Everyone:
No complaints here. Just some insights from some recent experiences.
Bottom line: everyone who administers a Fedora system, should do a
"clean install" or an effective system refresh (reinstalling the OS and
all apps on a system having a separate /home partition) at least, I
would say, once for every three new versions of Fedora. The "fedup" app
lets too many minor faults accumulate in a system over time. Result: you
are cheating yourself and your users of a good user experience.
Long ago I did a yum upgrade from F14 to F17. At first everything went
swimmingly. And then I got the problem some of you might remember my
complaining about: after two hours of operation, or maybe four or five
or six hours if I were especially blessed (or as quickly as five minutes
if I were under a special curse), new windows and dialog boxes would
open as an unrelieved black. (Some KDE pop-up menus and notifications
would pop up as a transparent outline.) I filed bug after bug after bug
with Bugzilla. I re-filed with every new upgrade, which I accomplished
with fedup. From F17->F18, F18->F19, and F19->F20, the problem
persisted. Frankly I'm surprised the PTB's didn't CLOSE the bug as WONTFIX.

→ **DATA SHOWN**:

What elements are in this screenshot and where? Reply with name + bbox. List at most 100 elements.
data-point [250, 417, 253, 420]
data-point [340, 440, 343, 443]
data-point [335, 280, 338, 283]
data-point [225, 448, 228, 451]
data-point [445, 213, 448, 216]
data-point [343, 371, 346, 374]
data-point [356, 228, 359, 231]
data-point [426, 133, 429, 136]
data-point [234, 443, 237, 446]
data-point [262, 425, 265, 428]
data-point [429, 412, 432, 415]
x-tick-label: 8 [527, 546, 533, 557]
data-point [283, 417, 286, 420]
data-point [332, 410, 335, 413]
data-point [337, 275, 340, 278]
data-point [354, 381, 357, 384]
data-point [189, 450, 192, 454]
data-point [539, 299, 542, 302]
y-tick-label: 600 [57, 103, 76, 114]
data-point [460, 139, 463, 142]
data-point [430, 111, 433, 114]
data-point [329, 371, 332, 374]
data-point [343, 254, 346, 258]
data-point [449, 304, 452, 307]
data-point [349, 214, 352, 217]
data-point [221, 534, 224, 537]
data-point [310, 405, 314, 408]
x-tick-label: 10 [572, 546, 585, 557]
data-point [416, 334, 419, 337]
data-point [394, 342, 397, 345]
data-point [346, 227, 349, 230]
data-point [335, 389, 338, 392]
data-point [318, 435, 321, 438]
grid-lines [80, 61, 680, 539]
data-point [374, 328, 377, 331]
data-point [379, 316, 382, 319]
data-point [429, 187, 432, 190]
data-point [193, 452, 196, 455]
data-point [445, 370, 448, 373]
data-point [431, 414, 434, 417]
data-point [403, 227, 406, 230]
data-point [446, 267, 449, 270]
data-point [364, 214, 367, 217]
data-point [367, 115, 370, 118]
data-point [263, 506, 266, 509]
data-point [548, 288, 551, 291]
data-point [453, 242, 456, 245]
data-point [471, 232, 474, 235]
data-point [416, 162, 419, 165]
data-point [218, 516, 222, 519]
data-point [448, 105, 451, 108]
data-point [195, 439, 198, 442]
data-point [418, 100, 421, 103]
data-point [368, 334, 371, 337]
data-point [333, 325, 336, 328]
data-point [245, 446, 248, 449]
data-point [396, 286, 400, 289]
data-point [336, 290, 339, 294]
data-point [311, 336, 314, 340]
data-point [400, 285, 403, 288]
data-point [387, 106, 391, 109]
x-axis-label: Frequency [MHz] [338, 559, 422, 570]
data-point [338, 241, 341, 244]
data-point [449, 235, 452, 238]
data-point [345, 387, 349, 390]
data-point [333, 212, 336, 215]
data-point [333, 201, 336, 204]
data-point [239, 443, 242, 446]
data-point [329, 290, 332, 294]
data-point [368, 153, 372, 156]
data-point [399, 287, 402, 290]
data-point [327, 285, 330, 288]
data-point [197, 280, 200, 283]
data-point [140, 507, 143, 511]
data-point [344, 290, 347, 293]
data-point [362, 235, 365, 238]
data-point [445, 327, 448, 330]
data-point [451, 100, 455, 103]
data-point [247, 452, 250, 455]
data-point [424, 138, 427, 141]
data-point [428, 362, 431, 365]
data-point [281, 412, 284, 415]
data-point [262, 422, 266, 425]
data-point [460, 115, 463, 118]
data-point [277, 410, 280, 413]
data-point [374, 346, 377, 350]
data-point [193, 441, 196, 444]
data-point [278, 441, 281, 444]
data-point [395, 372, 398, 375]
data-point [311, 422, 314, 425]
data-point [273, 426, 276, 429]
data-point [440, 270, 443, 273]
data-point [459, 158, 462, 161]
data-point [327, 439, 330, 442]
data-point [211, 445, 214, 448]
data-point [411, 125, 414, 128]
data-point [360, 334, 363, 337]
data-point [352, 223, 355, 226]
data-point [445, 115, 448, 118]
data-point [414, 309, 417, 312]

→ **ABOUT THIS TASK**: Please reproduce the post on Fedora upgrades and clean installs in full, word for word, from "Everyone:" through "WONTFIX."

→ **TASK ANSWER**:
Everyone:
No complaints here. Just some insights from some recent experiences.
Bottom line: everyone who administers a Fedora system, should do a
"clean install" or an effective system refresh (reinstalling the OS and
all apps on a system having a separate /home partition) at least, I
would say, once for every three new versions of Fedora. The "fedup" app
lets too many minor faults accumulate in a system over time. Result: you
are cheating yourself and your users of a good user experience.
Long ago I did a yum upgrade from F14 to F17. At first everything went
swimmingly. And then I got the problem some of you might remember my
complaining about: after two hours of operation, or maybe four or five
or six hours if I were especially blessed (or as quickly as five minutes
if I were under a special curse), new windows and dialog boxes would
open as an unrelieved black. (Some KDE pop-up menus and notifications
would pop up as a transparent outline.) I filed bug after bug after bug
with Bugzilla. I re-filed with every new upgrade, which I accomplished
with fedup. From F17->F18, F18->F19, and F19->F20, the problem
persisted. Frankly I'm surprised the PTB's didn't CLOSE the bug as WONTFIX.